• Stored items

------------------------

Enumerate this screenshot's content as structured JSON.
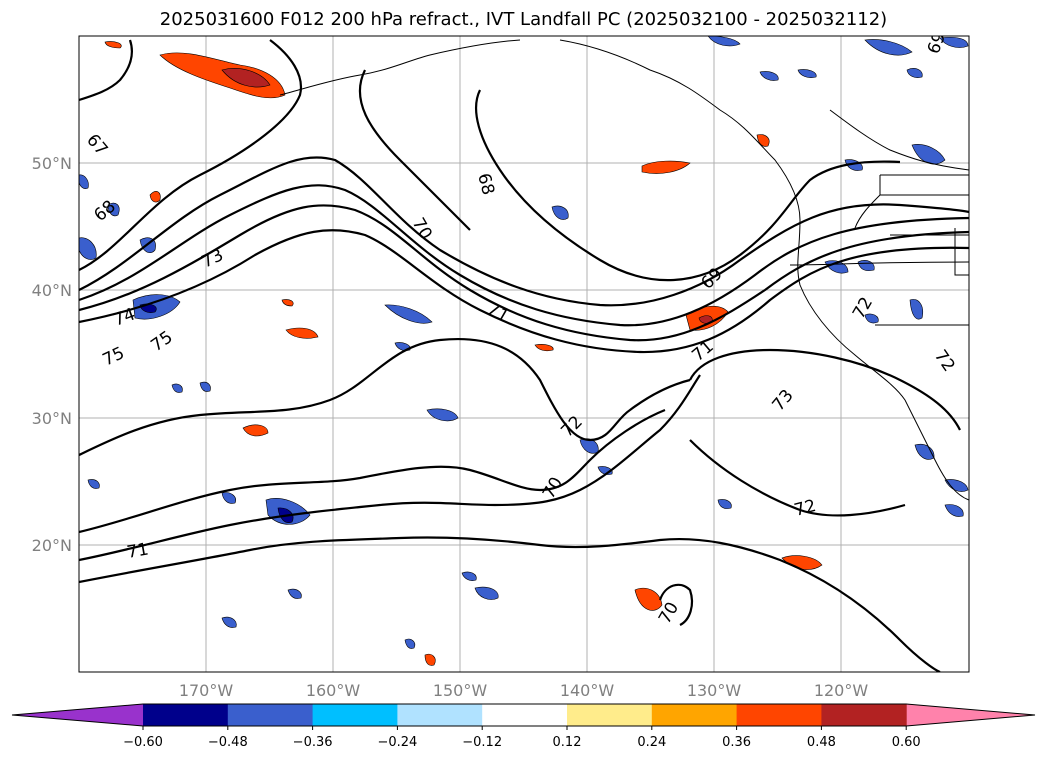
{
  "title": "2025031600 F012 200 hPa refract., IVT Landfall PC (2025032100 - 2025032112)",
  "lat_labels": [
    "50°N",
    "40°N",
    "30°N",
    "20°N"
  ],
  "lon_labels": [
    "170°W",
    "160°W",
    "150°W",
    "140°W",
    "130°W",
    "120°W"
  ],
  "contour_labels": [
    "67",
    "68",
    "73",
    "74",
    "75",
    "75",
    "70",
    "68",
    "71",
    "69",
    "72",
    "71",
    "73",
    "72",
    "72",
    "72",
    "70",
    "70",
    "71",
    "69"
  ],
  "colorbar": {
    "ticks": [
      "−0.60",
      "−0.48",
      "−0.36",
      "−0.24",
      "−0.12",
      "0.12",
      "0.24",
      "0.36",
      "0.48",
      "0.60"
    ],
    "colors": [
      "#9932cc",
      "#00008b",
      "#3a5fcd",
      "#00bfff",
      "#b0e2ff",
      "#ffffff",
      "#ffec8b",
      "#ffa500",
      "#ff4500",
      "#b22222",
      "#ff82ab"
    ]
  },
  "colors": {
    "grid": "#b0b0b0",
    "contour": "#000000",
    "coast": "#000000",
    "tick_text": "#808080"
  }
}
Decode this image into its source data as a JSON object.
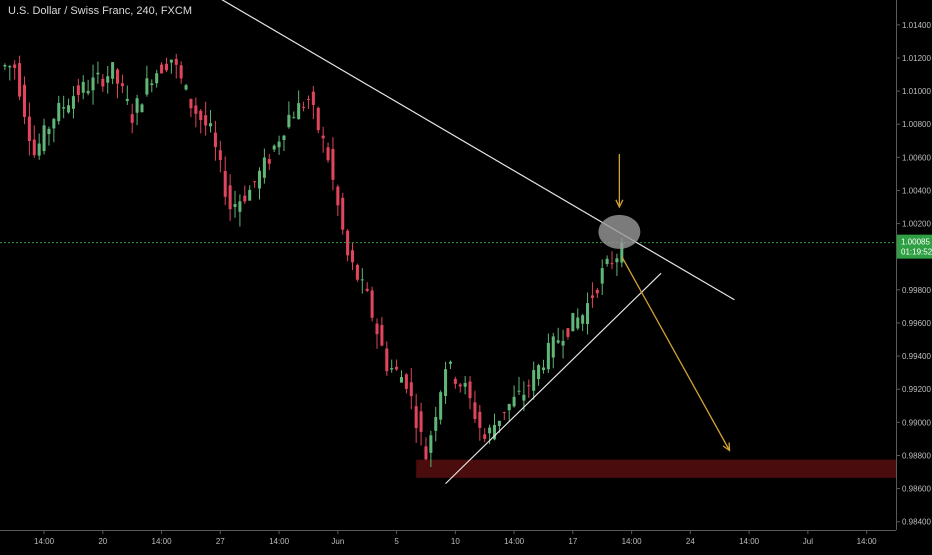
{
  "header": {
    "title": "U.S. Dollar / Swiss Franc, 240, FXCM"
  },
  "colors": {
    "background": "#000000",
    "bull": "#5fb676",
    "bear": "#e0455c",
    "trendline": "#e6e6e6",
    "projection_arrow": "#d4a134",
    "support_zone": "#4a0c0c",
    "last_price_line": "#2f9a48",
    "price_badge": "#2ea043",
    "axis_text": "#bdbdbd",
    "axis_line": "#5a5a5a"
  },
  "price_badge": {
    "price": "1.00085",
    "countdown": "01:19:52"
  },
  "chart_data": {
    "type": "candlestick",
    "symbol": "U.S. Dollar / Swiss Franc",
    "interval": "240",
    "source": "FXCM",
    "grid": false,
    "ylim": [
      0.9835,
      1.0155
    ],
    "y_ticks": [
      1.014,
      1.012,
      1.01,
      1.008,
      1.006,
      1.004,
      1.002,
      0.998,
      0.996,
      0.994,
      0.992,
      0.99,
      0.988,
      0.986,
      0.984
    ],
    "y_tick_labels": [
      "1.01400",
      "1.01200",
      "1.01000",
      "1.00800",
      "1.00600",
      "1.00400",
      "1.00200",
      "0.99800",
      "0.99600",
      "0.99400",
      "0.99200",
      "0.99000",
      "0.98800",
      "0.98600",
      "0.98400"
    ],
    "x_tick_labels": [
      "14:00",
      "20",
      "14:00",
      "27",
      "14:00",
      "Jun",
      "5",
      "10",
      "14:00",
      "17",
      "14:00",
      "24",
      "14:00",
      "Jul",
      "14:00"
    ],
    "x_tick_positions": [
      6,
      18,
      30,
      42,
      54,
      66,
      78,
      90,
      102,
      114,
      126,
      138,
      150,
      162,
      174
    ],
    "x_range": [
      -3,
      180
    ],
    "last_price": 1.00085,
    "anchor_points": [
      [
        0,
        1.0115
      ],
      [
        4,
        1.0062
      ],
      [
        8,
        1.0085
      ],
      [
        12,
        1.0098
      ],
      [
        16,
        1.0105
      ],
      [
        20,
        1.0112
      ],
      [
        24,
        1.0085
      ],
      [
        28,
        1.011
      ],
      [
        32,
        1.012
      ],
      [
        36,
        1.0092
      ],
      [
        40,
        1.0075
      ],
      [
        44,
        1.003
      ],
      [
        48,
        1.004
      ],
      [
        52,
        1.006
      ],
      [
        56,
        1.0085
      ],
      [
        60,
        1.0095
      ],
      [
        64,
        1.006
      ],
      [
        68,
        1.0
      ],
      [
        72,
        0.9975
      ],
      [
        76,
        0.9935
      ],
      [
        80,
        0.9925
      ],
      [
        84,
        0.988
      ],
      [
        88,
        0.9935
      ],
      [
        92,
        0.992
      ],
      [
        96,
        0.989
      ],
      [
        100,
        0.9908
      ],
      [
        104,
        0.9918
      ],
      [
        108,
        0.9938
      ],
      [
        112,
        0.9955
      ],
      [
        116,
        0.9965
      ],
      [
        120,
        0.999
      ],
      [
        124,
        1.0006
      ]
    ],
    "drawings": {
      "resistance_line": {
        "from": [
          28,
          1.018
        ],
        "to": [
          147,
          0.9974
        ]
      },
      "support_line": {
        "from": [
          88,
          0.9863
        ],
        "to": [
          132,
          0.999
        ]
      },
      "touch_circle": {
        "x": 123.5,
        "y": 1.0015
      },
      "down_arrow": {
        "x": 123.5,
        "from_y": 1.0062,
        "to_y": 1.003
      },
      "projection_arrow": {
        "from": [
          124,
          1.0
        ],
        "to": [
          146,
          0.9883
        ]
      },
      "support_zone": {
        "x_from": 82,
        "x_to": 180,
        "y_from": 0.98665,
        "y_to": 0.98775
      }
    }
  }
}
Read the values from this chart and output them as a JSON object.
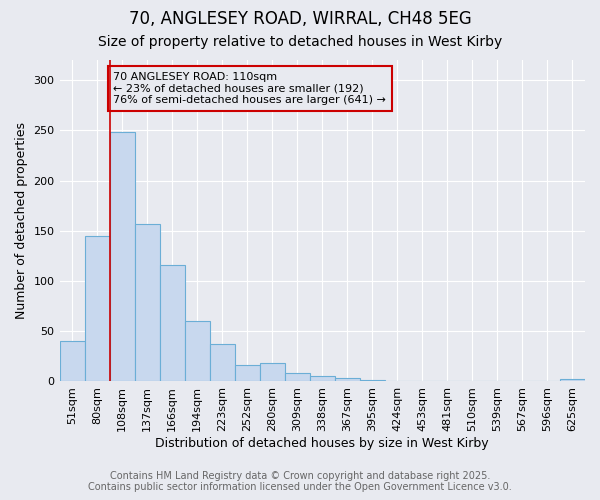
{
  "title1": "70, ANGLESEY ROAD, WIRRAL, CH48 5EG",
  "title2": "Size of property relative to detached houses in West Kirby",
  "xlabel": "Distribution of detached houses by size in West Kirby",
  "ylabel": "Number of detached properties",
  "footer1": "Contains HM Land Registry data © Crown copyright and database right 2025.",
  "footer2": "Contains public sector information licensed under the Open Government Licence v3.0.",
  "bin_labels": [
    "51sqm",
    "80sqm",
    "108sqm",
    "137sqm",
    "166sqm",
    "194sqm",
    "223sqm",
    "252sqm",
    "280sqm",
    "309sqm",
    "338sqm",
    "367sqm",
    "395sqm",
    "424sqm",
    "453sqm",
    "481sqm",
    "510sqm",
    "539sqm",
    "567sqm",
    "596sqm",
    "625sqm"
  ],
  "bar_values": [
    40,
    145,
    248,
    157,
    116,
    60,
    37,
    16,
    18,
    8,
    5,
    3,
    1,
    0,
    0,
    0,
    0,
    0,
    0,
    0,
    2
  ],
  "bar_color": "#c8d8ee",
  "bar_edgecolor": "#6baed6",
  "bg_color": "#e8eaf0",
  "grid_color": "#ffffff",
  "property_line_bin_index": 2,
  "annotation_text": "70 ANGLESEY ROAD: 110sqm\n← 23% of detached houses are smaller (192)\n76% of semi-detached houses are larger (641) →",
  "annotation_box_edgecolor": "#cc0000",
  "ylim": [
    0,
    320
  ],
  "yticks": [
    0,
    50,
    100,
    150,
    200,
    250,
    300
  ],
  "title1_fontsize": 12,
  "title2_fontsize": 10,
  "axis_label_fontsize": 9,
  "tick_fontsize": 8,
  "annot_fontsize": 8,
  "footer_fontsize": 7
}
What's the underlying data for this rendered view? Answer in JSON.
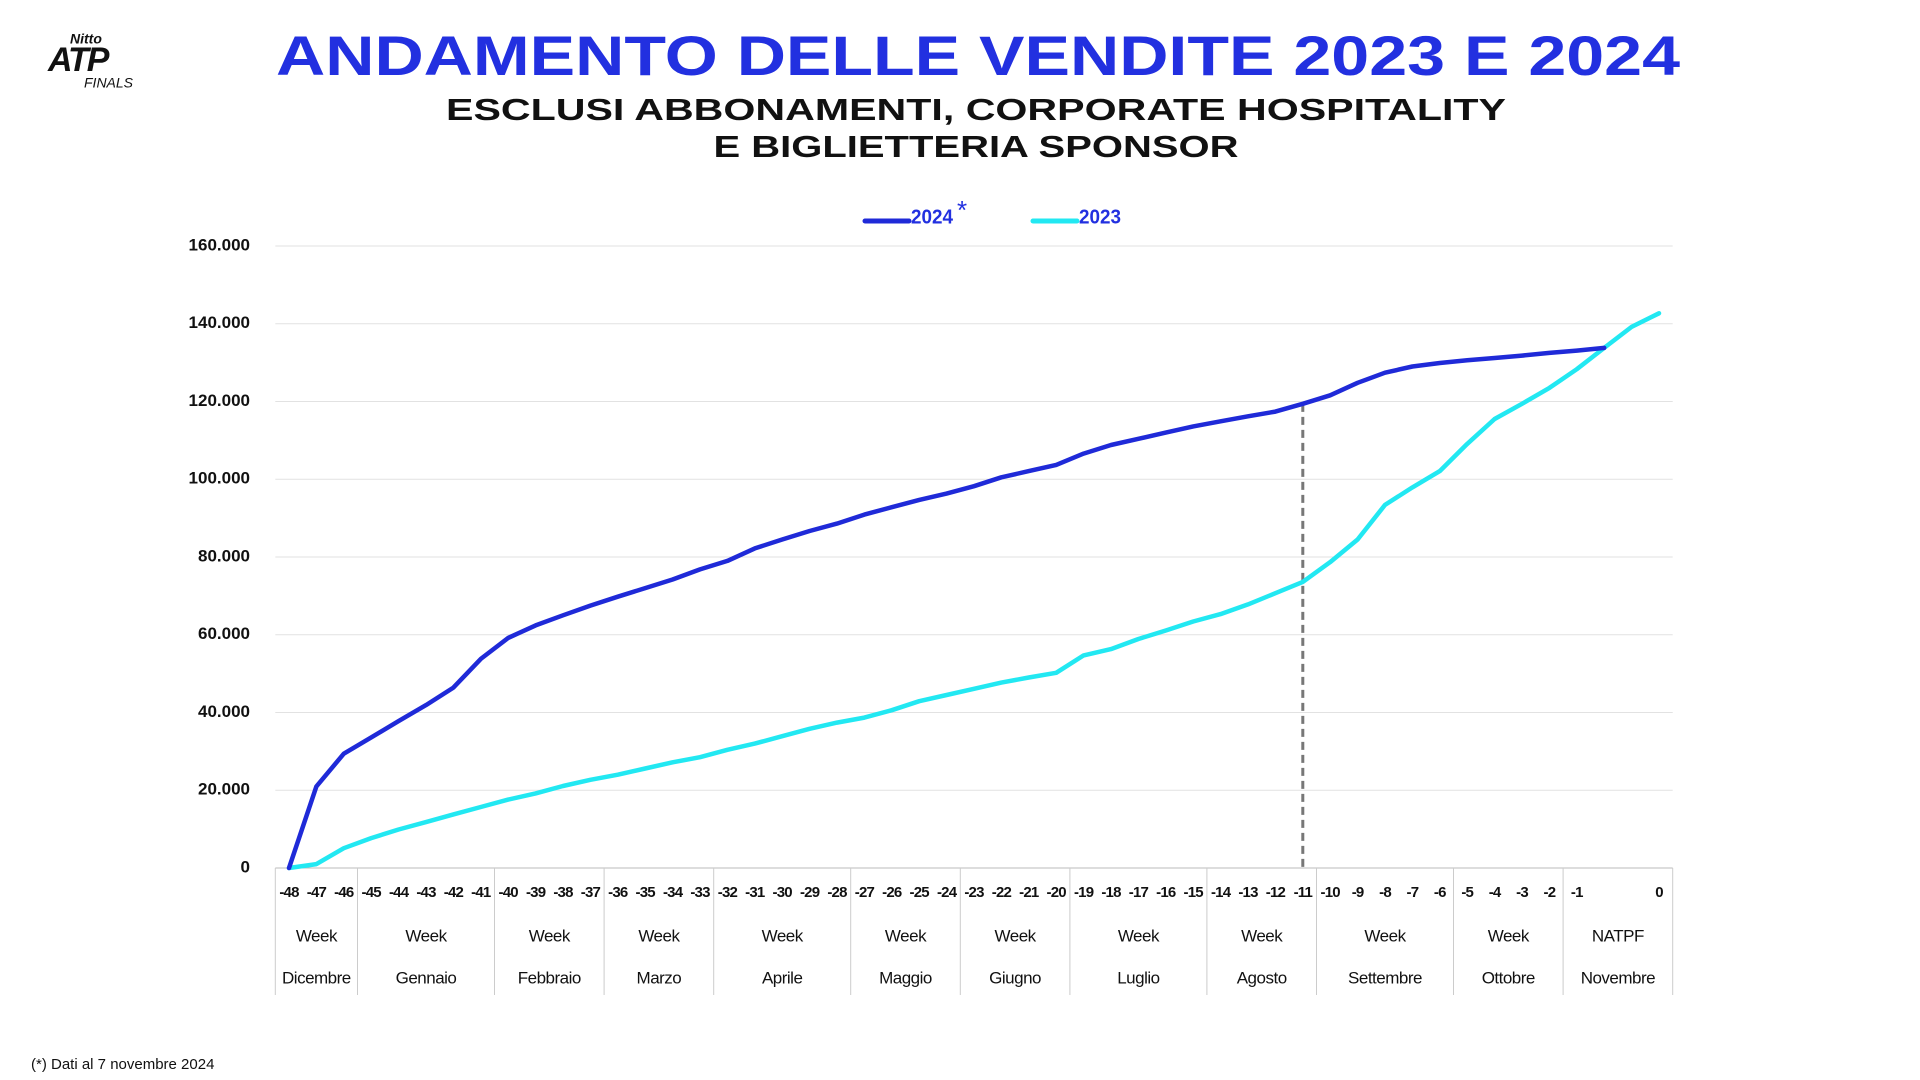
{
  "logo": {
    "top": "Nitto",
    "main": "ATP",
    "bottom": "FINALS"
  },
  "chart_data": {
    "type": "line",
    "title": "ANDAMENTO DELLE VENDITE 2023 E 2024",
    "subtitle": [
      "ESCLUSI ABBONAMENTI, CORPORATE HOSPITALITY",
      "E BIGLIETTERIA SPONSOR"
    ],
    "categories": [
      "-48",
      "-47",
      "-46",
      "-45",
      "-44",
      "-43",
      "-42",
      "-41",
      "-40",
      "-39",
      "-38",
      "-37",
      "-36",
      "-35",
      "-34",
      "-33",
      "-32",
      "-31",
      "-30",
      "-29",
      "-28",
      "-27",
      "-26",
      "-25",
      "-24",
      "-23",
      "-22",
      "-21",
      "-20",
      "-19",
      "-18",
      "-17",
      "-16",
      "-15",
      "-14",
      "-13",
      "-12",
      "-11",
      "-10",
      "-9",
      "-8",
      "-7",
      "-6",
      "-5",
      "-4",
      "-3",
      "-2",
      "-1",
      null,
      null,
      "0"
    ],
    "groups": [
      {
        "week": "Week",
        "month": "Dicembre",
        "span": 3
      },
      {
        "week": "Week",
        "month": "Gennaio",
        "span": 5
      },
      {
        "week": "Week",
        "month": "Febbraio",
        "span": 4
      },
      {
        "week": "Week",
        "month": "Marzo",
        "span": 4
      },
      {
        "week": "Week",
        "month": "Aprile",
        "span": 5
      },
      {
        "week": "Week",
        "month": "Maggio",
        "span": 4
      },
      {
        "week": "Week",
        "month": "Giugno",
        "span": 4
      },
      {
        "week": "Week",
        "month": "Luglio",
        "span": 5
      },
      {
        "week": "Week",
        "month": "Agosto",
        "span": 4
      },
      {
        "week": "Week",
        "month": "Settembre",
        "span": 5
      },
      {
        "week": "Week",
        "month": "Ottobre",
        "span": 4
      },
      {
        "week": "NATPF",
        "month": "Novembre",
        "span": 4
      }
    ],
    "series": [
      {
        "name": "2024",
        "legend_note": "*",
        "color": "#1f2ad8",
        "values": [
          0,
          21000,
          29400,
          33600,
          37800,
          41900,
          46400,
          53800,
          59200,
          62400,
          65000,
          67500,
          69800,
          72000,
          74200,
          76800,
          79000,
          82200,
          84500,
          86700,
          88600,
          90900,
          92800,
          94700,
          96300,
          98200,
          100500,
          102100,
          103700,
          106600,
          108800,
          110400,
          112000,
          113600,
          114900,
          116200,
          117400,
          119400,
          121600,
          124800,
          127400,
          129000,
          129900,
          130600,
          131200,
          131800,
          132500,
          133100,
          133800,
          null,
          null
        ]
      },
      {
        "name": "2023",
        "color": "#22e8f2",
        "values": [
          0,
          1000,
          5100,
          7700,
          9900,
          11800,
          13800,
          15700,
          17600,
          19200,
          21100,
          22700,
          24000,
          25600,
          27200,
          28500,
          30400,
          32000,
          33900,
          35800,
          37400,
          38700,
          40600,
          42900,
          44500,
          46100,
          47700,
          49000,
          50200,
          54700,
          56300,
          58900,
          61100,
          63400,
          65300,
          67800,
          70700,
          73600,
          78700,
          84500,
          93400,
          97900,
          102100,
          109100,
          115500,
          119400,
          123500,
          128300,
          133800,
          139200,
          142700
        ]
      }
    ],
    "reference_line": {
      "x": "-11"
    },
    "ylim": [
      0,
      160000
    ],
    "yticks": [
      0,
      {
        "value": 20000,
        "label": "20.000"
      },
      {
        "value": 40000,
        "label": "40.000"
      },
      {
        "value": 60000,
        "label": "60.000"
      },
      {
        "value": 80000,
        "label": "80.000"
      },
      {
        "value": 100000,
        "label": "100.000"
      },
      {
        "value": 120000,
        "label": "120.000"
      },
      {
        "value": 140000,
        "label": "140.000"
      },
      {
        "value": 160000,
        "label": "160.000"
      }
    ],
    "grid": true,
    "footnote": "(*) Dati al 7 novembre 2024"
  }
}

------------------------

• The request
Locate each line containing the string "source" and show it.

• Solved problem
Decode this image into its source data as a JSON object.
    "source": "FXCM",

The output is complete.